Given instruction: Set down each record exactly as written.

# start of Available data

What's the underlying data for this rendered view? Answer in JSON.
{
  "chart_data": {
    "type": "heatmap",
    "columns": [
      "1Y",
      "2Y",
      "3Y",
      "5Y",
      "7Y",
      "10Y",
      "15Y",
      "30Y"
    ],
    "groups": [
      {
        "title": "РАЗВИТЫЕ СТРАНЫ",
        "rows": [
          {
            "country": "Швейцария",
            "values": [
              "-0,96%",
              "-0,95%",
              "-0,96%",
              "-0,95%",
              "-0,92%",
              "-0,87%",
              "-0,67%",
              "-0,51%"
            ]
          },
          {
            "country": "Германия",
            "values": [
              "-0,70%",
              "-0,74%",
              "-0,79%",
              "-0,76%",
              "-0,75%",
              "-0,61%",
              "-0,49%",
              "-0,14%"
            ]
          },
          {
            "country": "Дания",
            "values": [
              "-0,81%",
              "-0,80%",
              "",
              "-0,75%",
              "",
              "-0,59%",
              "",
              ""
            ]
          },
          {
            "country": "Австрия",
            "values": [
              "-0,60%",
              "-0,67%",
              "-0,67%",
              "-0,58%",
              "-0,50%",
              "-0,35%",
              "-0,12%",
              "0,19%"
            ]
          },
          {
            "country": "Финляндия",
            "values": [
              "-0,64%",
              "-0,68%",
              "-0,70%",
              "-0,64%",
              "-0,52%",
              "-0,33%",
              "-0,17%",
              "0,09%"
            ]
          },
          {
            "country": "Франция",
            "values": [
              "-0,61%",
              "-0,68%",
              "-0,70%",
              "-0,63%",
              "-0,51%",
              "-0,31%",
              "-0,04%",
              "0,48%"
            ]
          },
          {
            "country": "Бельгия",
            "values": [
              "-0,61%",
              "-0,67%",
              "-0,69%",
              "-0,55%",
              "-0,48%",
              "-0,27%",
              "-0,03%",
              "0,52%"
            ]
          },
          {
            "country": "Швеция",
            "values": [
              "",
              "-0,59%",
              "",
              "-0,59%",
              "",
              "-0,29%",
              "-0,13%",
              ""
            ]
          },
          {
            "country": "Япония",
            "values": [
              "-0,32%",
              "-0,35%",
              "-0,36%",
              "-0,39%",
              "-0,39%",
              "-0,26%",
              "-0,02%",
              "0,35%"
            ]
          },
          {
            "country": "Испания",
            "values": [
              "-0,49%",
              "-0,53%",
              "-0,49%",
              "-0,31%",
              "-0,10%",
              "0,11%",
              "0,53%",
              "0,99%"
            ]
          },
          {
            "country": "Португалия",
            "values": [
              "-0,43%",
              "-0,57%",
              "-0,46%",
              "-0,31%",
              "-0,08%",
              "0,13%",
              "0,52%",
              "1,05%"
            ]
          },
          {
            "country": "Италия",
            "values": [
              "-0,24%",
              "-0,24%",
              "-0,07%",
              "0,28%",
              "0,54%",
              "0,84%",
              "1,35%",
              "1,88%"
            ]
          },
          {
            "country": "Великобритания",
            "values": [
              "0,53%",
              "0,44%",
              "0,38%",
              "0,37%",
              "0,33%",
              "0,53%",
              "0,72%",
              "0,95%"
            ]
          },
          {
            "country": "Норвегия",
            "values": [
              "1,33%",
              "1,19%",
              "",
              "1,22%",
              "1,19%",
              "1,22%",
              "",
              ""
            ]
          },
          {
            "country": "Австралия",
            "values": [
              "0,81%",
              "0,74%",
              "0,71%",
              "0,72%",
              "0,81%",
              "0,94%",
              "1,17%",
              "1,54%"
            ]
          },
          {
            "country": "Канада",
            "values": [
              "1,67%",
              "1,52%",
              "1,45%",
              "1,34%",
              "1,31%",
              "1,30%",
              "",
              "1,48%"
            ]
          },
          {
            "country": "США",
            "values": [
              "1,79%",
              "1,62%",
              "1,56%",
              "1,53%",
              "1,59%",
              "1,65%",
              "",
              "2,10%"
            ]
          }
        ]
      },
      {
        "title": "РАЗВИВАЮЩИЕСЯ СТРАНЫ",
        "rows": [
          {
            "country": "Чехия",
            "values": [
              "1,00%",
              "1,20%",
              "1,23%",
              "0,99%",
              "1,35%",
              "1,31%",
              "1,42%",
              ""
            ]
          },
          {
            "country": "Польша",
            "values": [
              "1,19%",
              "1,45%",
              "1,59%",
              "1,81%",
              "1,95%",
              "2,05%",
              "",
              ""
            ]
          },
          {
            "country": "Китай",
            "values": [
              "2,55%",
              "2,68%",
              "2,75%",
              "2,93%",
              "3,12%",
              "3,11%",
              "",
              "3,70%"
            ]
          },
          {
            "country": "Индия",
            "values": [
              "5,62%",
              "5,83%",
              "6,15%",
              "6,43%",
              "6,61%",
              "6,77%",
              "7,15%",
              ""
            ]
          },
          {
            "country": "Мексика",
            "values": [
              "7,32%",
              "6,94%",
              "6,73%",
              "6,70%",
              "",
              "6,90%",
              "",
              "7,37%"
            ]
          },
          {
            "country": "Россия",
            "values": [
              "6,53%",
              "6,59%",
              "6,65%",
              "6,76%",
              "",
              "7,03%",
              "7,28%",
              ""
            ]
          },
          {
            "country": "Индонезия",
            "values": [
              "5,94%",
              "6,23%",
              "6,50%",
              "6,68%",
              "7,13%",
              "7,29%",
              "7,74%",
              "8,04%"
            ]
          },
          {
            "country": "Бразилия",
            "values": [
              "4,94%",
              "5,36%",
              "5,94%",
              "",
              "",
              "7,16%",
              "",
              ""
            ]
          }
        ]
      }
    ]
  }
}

# end of Available data

Final result:
What's the underlying data for this rendered view? Answer in JSON.
{
  "chart_data": {
    "type": "heatmap",
    "columns": [
      "1Y",
      "2Y",
      "3Y",
      "5Y",
      "7Y",
      "10Y",
      "15Y",
      "30Y"
    ],
    "groups": [
      {
        "title": "РАЗВИТЫЕ СТРАНЫ",
        "rows": [
          {
            "country": "Швейцария",
            "values": [
              "-0,96%",
              "-0,95%",
              "-0,96%",
              "-0,95%",
              "-0,92%",
              "-0,87%",
              "-0,67%",
              "-0,51%"
            ]
          },
          {
            "country": "Германия",
            "values": [
              "-0,70%",
              "-0,74%",
              "-0,79%",
              "-0,76%",
              "-0,75%",
              "-0,61%",
              "-0,49%",
              "-0,14%"
            ]
          },
          {
            "country": "Дания",
            "values": [
              "-0,81%",
              "-0,80%",
              "",
              "-0,75%",
              "",
              "-0,59%",
              "",
              ""
            ]
          },
          {
            "country": "Австрия",
            "values": [
              "-0,60%",
              "-0,67%",
              "-0,67%",
              "-0,58%",
              "-0,50%",
              "-0,35%",
              "-0,12%",
              "0,19%"
            ]
          },
          {
            "country": "Финляндия",
            "values": [
              "-0,64%",
              "-0,68%",
              "-0,70%",
              "-0,64%",
              "-0,52%",
              "-0,33%",
              "-0,17%",
              "0,09%"
            ]
          },
          {
            "country": "Франция",
            "values": [
              "-0,61%",
              "-0,68%",
              "-0,70%",
              "-0,63%",
              "-0,51%",
              "-0,31%",
              "-0,04%",
              "0,48%"
            ]
          },
          {
            "country": "Бельгия",
            "values": [
              "-0,61%",
              "-0,67%",
              "-0,69%",
              "-0,55%",
              "-0,48%",
              "-0,27%",
              "-0,03%",
              "0,52%"
            ]
          },
          {
            "country": "Швеция",
            "values": [
              "",
              "-0,59%",
              "",
              "-0,59%",
              "",
              "-0,29%",
              "-0,13%",
              ""
            ]
          },
          {
            "country": "Япония",
            "values": [
              "-0,32%",
              "-0,35%",
              "-0,36%",
              "-0,39%",
              "-0,39%",
              "-0,26%",
              "-0,02%",
              "0,35%"
            ]
          },
          {
            "country": "Испания",
            "values": [
              "-0,49%",
              "-0,53%",
              "-0,49%",
              "-0,31%",
              "-0,10%",
              "0,11%",
              "0,53%",
              "0,99%"
            ]
          },
          {
            "country": "Португалия",
            "values": [
              "-0,43%",
              "-0,57%",
              "-0,46%",
              "-0,31%",
              "-0,08%",
              "0,13%",
              "0,52%",
              "1,05%"
            ]
          },
          {
            "country": "Италия",
            "values": [
              "-0,24%",
              "-0,24%",
              "-0,07%",
              "0,28%",
              "0,54%",
              "0,84%",
              "1,35%",
              "1,88%"
            ]
          },
          {
            "country": "Великобритания",
            "values": [
              "0,53%",
              "0,44%",
              "0,38%",
              "0,37%",
              "0,33%",
              "0,53%",
              "0,72%",
              "0,95%"
            ]
          },
          {
            "country": "Норвегия",
            "values": [
              "1,33%",
              "1,19%",
              "",
              "1,22%",
              "1,19%",
              "1,22%",
              "",
              ""
            ]
          },
          {
            "country": "Австралия",
            "values": [
              "0,81%",
              "0,74%",
              "0,71%",
              "0,72%",
              "0,81%",
              "0,94%",
              "1,17%",
              "1,54%"
            ]
          },
          {
            "country": "Канада",
            "values": [
              "1,67%",
              "1,52%",
              "1,45%",
              "1,34%",
              "1,31%",
              "1,30%",
              "",
              "1,48%"
            ]
          },
          {
            "country": "США",
            "values": [
              "1,79%",
              "1,62%",
              "1,56%",
              "1,53%",
              "1,59%",
              "1,65%",
              "",
              "2,10%"
            ]
          }
        ]
      },
      {
        "title": "РАЗВИВАЮЩИЕСЯ СТРАНЫ",
        "rows": [
          {
            "country": "Чехия",
            "values": [
              "1,00%",
              "1,20%",
              "1,23%",
              "0,99%",
              "1,35%",
              "1,31%",
              "1,42%",
              ""
            ]
          },
          {
            "country": "Польша",
            "values": [
              "1,19%",
              "1,45%",
              "1,59%",
              "1,81%",
              "1,95%",
              "2,05%",
              "",
              ""
            ]
          },
          {
            "country": "Китай",
            "values": [
              "2,55%",
              "2,68%",
              "2,75%",
              "2,93%",
              "3,12%",
              "3,11%",
              "",
              "3,70%"
            ]
          },
          {
            "country": "Индия",
            "values": [
              "5,62%",
              "5,83%",
              "6,15%",
              "6,43%",
              "6,61%",
              "6,77%",
              "7,15%",
              ""
            ]
          },
          {
            "country": "Мексика",
            "values": [
              "7,32%",
              "6,94%",
              "6,73%",
              "6,70%",
              "",
              "6,90%",
              "",
              "7,37%"
            ]
          },
          {
            "country": "Россия",
            "values": [
              "6,53%",
              "6,59%",
              "6,65%",
              "6,76%",
              "",
              "7,03%",
              "7,28%",
              ""
            ]
          },
          {
            "country": "Индонезия",
            "values": [
              "5,94%",
              "6,23%",
              "6,50%",
              "6,68%",
              "7,13%",
              "7,29%",
              "7,74%",
              "8,04%"
            ]
          },
          {
            "country": "Бразилия",
            "values": [
              "4,94%",
              "5,36%",
              "5,94%",
              "",
              "",
              "7,16%",
              "",
              ""
            ]
          }
        ]
      }
    ]
  }
}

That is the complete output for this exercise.